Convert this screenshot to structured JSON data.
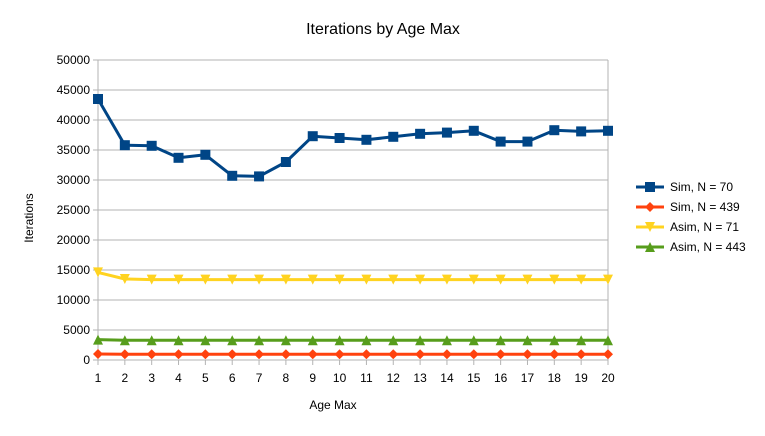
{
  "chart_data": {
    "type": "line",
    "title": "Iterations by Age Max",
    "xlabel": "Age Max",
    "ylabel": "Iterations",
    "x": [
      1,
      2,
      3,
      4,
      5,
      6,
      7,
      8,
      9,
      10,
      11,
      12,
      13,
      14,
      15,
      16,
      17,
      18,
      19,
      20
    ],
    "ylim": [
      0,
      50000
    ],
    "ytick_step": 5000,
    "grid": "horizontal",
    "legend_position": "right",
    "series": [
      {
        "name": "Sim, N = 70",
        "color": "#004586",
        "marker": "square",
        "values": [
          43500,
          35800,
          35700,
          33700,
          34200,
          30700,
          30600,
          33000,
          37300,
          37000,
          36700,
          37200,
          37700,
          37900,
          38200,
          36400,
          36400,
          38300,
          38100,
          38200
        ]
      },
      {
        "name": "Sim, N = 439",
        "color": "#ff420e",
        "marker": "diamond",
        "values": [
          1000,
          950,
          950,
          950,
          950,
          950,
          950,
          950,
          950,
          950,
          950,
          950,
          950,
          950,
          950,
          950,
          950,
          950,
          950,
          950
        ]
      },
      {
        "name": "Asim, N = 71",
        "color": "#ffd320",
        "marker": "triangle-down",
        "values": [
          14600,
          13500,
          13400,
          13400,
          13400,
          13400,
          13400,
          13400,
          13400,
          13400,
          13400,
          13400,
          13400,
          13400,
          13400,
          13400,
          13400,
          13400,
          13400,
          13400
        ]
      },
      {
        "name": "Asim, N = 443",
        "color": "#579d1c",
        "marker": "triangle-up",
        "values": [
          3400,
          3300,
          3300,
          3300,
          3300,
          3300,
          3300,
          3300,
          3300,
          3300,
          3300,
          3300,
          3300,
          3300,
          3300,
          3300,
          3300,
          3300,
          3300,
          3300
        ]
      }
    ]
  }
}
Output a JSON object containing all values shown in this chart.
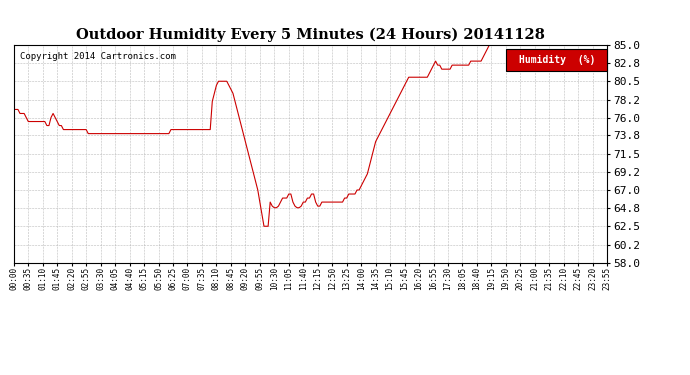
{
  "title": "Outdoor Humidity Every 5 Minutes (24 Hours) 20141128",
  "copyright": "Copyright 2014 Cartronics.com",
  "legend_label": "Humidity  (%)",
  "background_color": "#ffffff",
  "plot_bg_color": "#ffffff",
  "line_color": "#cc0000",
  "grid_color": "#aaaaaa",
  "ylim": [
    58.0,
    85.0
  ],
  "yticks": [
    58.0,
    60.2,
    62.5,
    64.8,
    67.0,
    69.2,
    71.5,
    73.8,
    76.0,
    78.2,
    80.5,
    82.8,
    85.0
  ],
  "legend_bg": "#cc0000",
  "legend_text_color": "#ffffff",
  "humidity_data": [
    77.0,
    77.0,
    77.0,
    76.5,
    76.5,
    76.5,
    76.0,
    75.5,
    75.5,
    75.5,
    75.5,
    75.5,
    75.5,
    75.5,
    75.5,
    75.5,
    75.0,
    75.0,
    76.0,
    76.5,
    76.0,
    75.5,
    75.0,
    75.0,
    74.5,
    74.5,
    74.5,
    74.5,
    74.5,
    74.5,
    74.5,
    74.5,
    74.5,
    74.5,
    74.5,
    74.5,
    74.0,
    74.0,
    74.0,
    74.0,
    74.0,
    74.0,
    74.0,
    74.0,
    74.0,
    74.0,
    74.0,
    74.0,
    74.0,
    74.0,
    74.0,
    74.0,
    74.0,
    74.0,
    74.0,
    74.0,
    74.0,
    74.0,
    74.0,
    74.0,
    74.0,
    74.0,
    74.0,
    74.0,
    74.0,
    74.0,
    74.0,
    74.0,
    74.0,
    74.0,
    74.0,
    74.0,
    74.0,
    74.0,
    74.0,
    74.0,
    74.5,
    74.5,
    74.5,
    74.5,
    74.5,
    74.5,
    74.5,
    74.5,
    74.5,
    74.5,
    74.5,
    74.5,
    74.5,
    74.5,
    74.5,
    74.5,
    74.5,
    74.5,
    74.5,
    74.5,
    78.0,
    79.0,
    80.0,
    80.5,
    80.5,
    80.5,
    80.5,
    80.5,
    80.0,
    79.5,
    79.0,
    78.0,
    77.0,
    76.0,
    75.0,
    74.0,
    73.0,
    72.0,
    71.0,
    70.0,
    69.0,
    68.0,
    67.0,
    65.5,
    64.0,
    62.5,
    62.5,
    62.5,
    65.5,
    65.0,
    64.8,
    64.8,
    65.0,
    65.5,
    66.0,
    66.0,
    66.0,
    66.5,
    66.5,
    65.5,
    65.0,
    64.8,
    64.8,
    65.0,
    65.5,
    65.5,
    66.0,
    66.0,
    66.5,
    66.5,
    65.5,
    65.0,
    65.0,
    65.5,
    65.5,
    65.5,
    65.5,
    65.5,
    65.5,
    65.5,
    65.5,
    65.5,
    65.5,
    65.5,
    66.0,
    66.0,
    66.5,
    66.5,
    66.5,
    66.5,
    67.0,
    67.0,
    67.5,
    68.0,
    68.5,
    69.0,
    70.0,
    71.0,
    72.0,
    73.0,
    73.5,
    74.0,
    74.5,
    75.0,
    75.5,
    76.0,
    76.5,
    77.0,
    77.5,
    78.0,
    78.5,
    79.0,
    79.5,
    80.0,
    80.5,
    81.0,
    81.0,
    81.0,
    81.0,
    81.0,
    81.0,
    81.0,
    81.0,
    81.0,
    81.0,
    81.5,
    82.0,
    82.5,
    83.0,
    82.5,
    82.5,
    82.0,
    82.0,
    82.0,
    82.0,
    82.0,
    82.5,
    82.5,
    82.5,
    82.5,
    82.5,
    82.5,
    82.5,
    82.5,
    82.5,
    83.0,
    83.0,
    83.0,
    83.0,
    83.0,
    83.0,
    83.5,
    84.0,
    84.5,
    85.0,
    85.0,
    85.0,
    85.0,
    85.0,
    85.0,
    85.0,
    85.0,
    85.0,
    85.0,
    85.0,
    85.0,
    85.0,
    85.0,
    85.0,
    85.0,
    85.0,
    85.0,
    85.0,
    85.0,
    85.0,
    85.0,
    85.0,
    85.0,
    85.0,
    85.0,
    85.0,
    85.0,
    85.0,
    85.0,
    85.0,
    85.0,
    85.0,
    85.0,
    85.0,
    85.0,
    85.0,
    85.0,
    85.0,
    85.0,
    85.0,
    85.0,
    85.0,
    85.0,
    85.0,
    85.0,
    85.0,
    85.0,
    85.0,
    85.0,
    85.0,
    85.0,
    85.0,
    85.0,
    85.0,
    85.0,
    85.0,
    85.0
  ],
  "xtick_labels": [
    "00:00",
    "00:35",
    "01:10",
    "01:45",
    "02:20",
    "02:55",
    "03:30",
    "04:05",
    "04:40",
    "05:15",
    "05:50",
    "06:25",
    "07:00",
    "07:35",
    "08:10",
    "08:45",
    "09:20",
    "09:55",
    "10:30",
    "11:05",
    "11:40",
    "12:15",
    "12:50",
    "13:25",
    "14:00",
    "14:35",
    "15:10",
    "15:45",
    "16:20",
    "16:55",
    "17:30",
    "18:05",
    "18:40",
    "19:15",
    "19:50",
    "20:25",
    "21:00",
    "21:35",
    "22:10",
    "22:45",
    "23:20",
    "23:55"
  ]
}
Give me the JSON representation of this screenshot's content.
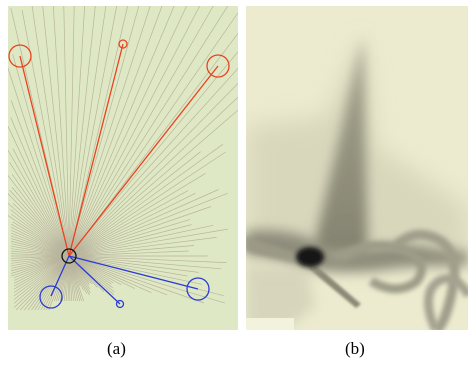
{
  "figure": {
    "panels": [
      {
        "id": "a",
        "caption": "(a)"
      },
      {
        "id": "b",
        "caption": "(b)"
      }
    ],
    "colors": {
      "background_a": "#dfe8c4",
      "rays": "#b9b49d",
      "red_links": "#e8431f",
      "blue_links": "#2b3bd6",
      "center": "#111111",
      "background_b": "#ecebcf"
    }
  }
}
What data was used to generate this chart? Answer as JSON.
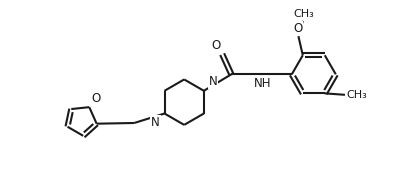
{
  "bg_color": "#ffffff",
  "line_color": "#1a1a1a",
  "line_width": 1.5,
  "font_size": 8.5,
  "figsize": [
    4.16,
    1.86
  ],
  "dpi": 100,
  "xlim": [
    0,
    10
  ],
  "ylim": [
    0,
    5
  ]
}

..........

**What is asked:** Without any pictures, reproduce exactly the lines from the line that contains "What data was" to the end of the entries above, both ends included.

**Complete answer:**
What data was used to generate this chart? Answer as JSON.
{
  "bg_color": "#ffffff",
  "line_color": "#1a1a1a",
  "line_width": 1.5,
  "font_size": 8.5,
  "figsize": [
    4.16,
    1.86
  ],
  "dpi": 100,
  "xlim": [
    0,
    10
  ],
  "ylim": [
    0,
    5
  ]
}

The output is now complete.